■ **Stated exercise**
Show all lines from the data that include the word "Mitchell".

■ **Provided data**
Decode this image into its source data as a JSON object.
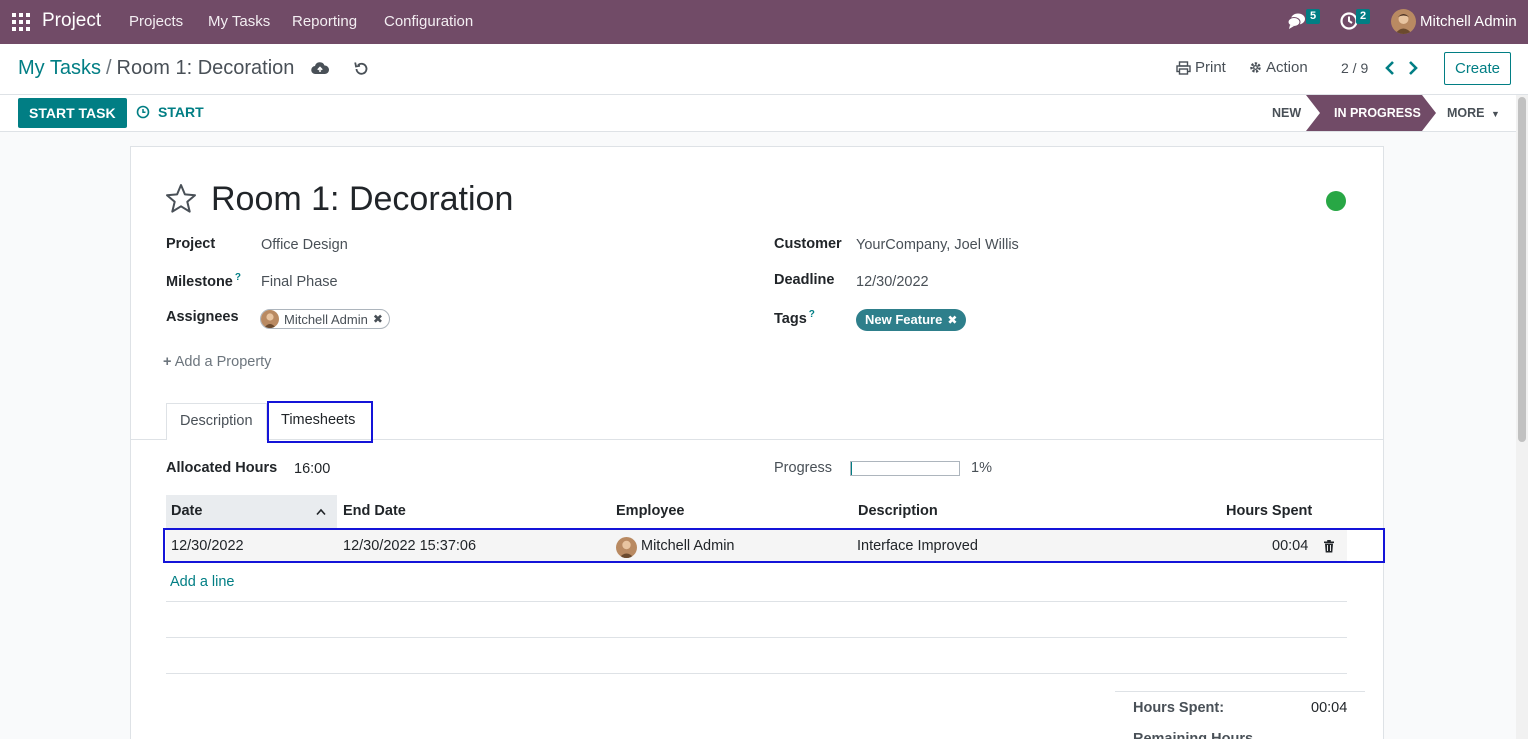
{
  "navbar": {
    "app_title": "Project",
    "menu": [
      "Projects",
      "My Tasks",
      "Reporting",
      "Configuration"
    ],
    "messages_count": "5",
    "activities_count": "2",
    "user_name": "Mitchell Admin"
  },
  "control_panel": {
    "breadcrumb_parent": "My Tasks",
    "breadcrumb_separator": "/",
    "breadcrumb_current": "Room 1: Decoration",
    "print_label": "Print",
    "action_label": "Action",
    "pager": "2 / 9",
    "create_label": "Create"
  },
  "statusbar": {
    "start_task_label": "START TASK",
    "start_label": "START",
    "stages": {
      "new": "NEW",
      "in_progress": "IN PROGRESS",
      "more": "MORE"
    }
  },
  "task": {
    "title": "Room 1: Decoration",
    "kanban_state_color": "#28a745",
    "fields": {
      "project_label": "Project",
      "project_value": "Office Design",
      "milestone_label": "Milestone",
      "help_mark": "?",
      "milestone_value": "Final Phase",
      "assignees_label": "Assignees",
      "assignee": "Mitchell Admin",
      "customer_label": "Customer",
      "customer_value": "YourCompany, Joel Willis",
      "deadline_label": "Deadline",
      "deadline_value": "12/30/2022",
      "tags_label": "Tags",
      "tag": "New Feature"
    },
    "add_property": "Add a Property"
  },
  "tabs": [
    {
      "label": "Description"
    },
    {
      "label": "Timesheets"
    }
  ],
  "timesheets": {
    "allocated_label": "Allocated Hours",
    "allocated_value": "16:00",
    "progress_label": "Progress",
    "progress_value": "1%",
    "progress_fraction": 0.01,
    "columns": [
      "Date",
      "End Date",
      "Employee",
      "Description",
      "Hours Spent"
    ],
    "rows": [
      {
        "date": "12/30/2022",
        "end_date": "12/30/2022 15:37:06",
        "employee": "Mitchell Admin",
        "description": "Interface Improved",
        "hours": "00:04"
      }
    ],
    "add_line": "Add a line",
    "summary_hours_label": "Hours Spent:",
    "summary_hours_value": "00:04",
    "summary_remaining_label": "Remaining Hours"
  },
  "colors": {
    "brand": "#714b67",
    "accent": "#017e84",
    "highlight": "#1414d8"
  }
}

--

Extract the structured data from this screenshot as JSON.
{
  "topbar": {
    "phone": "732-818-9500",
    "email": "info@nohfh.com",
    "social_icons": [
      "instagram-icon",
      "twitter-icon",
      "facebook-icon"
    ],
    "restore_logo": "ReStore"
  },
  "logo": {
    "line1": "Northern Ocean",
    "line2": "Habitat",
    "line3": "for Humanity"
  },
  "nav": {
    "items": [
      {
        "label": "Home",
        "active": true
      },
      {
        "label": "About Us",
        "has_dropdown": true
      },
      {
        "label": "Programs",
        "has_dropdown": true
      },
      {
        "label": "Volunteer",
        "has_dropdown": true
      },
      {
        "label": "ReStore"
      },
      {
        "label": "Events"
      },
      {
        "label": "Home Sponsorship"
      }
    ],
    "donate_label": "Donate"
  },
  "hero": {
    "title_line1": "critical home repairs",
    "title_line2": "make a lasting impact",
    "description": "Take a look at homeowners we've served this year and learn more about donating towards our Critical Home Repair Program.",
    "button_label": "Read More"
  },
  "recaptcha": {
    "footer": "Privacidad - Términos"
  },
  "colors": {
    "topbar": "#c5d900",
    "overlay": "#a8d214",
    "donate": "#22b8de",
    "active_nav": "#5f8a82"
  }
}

■ **The reply**
    "user_name": "Mitchell Admin"
      "assignee": "Mitchell Admin",
        "employee": "Mitchell Admin",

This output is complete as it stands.